→ What you will do
Give the lines again exactly, from the one holding "OCR this image." to the last line of the listing below, both ends included and nothing added.

(Records from a data source)
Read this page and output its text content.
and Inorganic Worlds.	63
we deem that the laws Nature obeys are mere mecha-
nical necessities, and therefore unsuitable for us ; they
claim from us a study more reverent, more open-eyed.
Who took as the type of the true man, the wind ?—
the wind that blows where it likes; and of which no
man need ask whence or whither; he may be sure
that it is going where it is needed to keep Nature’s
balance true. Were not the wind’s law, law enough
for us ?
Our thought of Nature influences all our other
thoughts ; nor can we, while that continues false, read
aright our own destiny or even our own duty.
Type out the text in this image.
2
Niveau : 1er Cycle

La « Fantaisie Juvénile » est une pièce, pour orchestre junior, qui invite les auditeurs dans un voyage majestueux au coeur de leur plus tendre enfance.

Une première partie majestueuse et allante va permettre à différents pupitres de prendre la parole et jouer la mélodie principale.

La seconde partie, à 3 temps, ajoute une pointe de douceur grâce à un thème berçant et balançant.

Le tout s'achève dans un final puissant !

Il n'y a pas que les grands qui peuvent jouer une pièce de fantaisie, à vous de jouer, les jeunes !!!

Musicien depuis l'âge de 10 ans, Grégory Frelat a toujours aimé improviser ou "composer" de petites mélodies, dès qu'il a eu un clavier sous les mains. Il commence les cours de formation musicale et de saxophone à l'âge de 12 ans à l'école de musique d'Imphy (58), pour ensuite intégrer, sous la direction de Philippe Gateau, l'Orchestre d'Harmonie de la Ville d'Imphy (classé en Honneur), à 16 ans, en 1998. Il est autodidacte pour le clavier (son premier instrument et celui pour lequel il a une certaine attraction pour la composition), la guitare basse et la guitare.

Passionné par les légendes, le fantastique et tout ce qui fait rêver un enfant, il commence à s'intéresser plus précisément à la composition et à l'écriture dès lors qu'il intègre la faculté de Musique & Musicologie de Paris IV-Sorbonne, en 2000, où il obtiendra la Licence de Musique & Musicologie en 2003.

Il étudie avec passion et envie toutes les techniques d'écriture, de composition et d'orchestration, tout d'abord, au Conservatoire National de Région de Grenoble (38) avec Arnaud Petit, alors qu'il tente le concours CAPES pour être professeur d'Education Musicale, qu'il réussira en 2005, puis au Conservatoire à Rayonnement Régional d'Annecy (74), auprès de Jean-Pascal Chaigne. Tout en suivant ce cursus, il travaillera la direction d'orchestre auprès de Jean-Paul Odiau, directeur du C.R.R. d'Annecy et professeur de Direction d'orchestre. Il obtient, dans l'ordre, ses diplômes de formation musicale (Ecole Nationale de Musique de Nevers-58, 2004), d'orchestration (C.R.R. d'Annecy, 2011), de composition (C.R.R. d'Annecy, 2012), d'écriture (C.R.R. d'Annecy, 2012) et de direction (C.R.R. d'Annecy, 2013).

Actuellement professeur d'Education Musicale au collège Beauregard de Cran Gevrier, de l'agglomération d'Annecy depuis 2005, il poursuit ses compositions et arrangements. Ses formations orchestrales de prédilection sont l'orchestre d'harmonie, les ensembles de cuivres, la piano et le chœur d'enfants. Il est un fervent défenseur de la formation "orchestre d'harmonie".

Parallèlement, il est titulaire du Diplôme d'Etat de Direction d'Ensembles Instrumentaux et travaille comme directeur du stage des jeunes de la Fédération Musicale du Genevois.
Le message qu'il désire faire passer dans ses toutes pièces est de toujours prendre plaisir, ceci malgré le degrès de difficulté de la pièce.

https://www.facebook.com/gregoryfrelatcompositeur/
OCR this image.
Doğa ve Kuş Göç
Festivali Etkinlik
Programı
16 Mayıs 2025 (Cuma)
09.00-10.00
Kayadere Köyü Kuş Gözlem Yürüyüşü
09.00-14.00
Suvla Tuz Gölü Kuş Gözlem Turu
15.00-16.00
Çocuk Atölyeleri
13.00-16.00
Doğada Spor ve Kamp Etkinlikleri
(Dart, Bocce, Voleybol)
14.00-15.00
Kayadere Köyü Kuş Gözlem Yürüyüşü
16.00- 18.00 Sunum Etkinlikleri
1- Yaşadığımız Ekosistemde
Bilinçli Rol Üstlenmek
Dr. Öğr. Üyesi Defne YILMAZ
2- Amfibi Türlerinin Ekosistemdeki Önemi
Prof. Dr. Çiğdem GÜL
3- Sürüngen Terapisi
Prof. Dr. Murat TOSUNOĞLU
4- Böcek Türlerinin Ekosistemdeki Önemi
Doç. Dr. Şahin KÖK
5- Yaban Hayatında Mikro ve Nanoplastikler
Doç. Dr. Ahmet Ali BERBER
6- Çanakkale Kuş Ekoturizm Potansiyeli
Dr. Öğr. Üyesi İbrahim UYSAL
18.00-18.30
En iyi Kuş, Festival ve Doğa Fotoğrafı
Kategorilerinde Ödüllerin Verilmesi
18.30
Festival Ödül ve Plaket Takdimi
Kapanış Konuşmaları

→ Reply to the task
OCR this image.
Doğa ve Kuş Göç
Festivali Etkinlik
Programı
16 Mayıs 2025 (Cuma)
09.00-10.00
Kayadere Köyü Kuş Gözlem Yürüyüşü
09.00-14.00
Suvla Tuz Gölü Kuş Gözlem Turu
15.00-16.00
Çocuk Atölyeleri
13.00-16.00
Doğada Spor ve Kamp Etkinlikleri
(Dart, Bocce, Voleybol)
14.00-15.00
Kayadere Köyü Kuş Gözlem Yürüyüşü
16.00- 18.00 Sunum Etkinlikleri
1- Yaşadığımız Ekosistemde
Bilinçli Rol Üstlenmek
Dr. Öğr. Üyesi Defne YILMAZ
2- Amfibi Türlerinin Ekosistemdeki Önemi
Prof. Dr. Çiğdem GÜL
3- Sürüngen Terapisi
Prof. Dr. Murat TOSUNOĞLU
4- Böcek Türlerinin Ekosistemdeki Önemi
Doç. Dr. Şahin KÖK
5- Yaban Hayatında Mikro ve Nanoplastikler
Doç. Dr. Ahmet Ali BERBER
6- Çanakkale Kuş Ekoturizm Potansiyeli
Dr. Öğr. Üyesi İbrahim UYSAL
18.00-18.30
En iyi Kuş, Festival ve Doğa Fotoğrafı
Kategorilerinde Ödüllerin Verilmesi
18.30
Festival Ödül ve Plaket Takdimi
Kapanış Konuşmaları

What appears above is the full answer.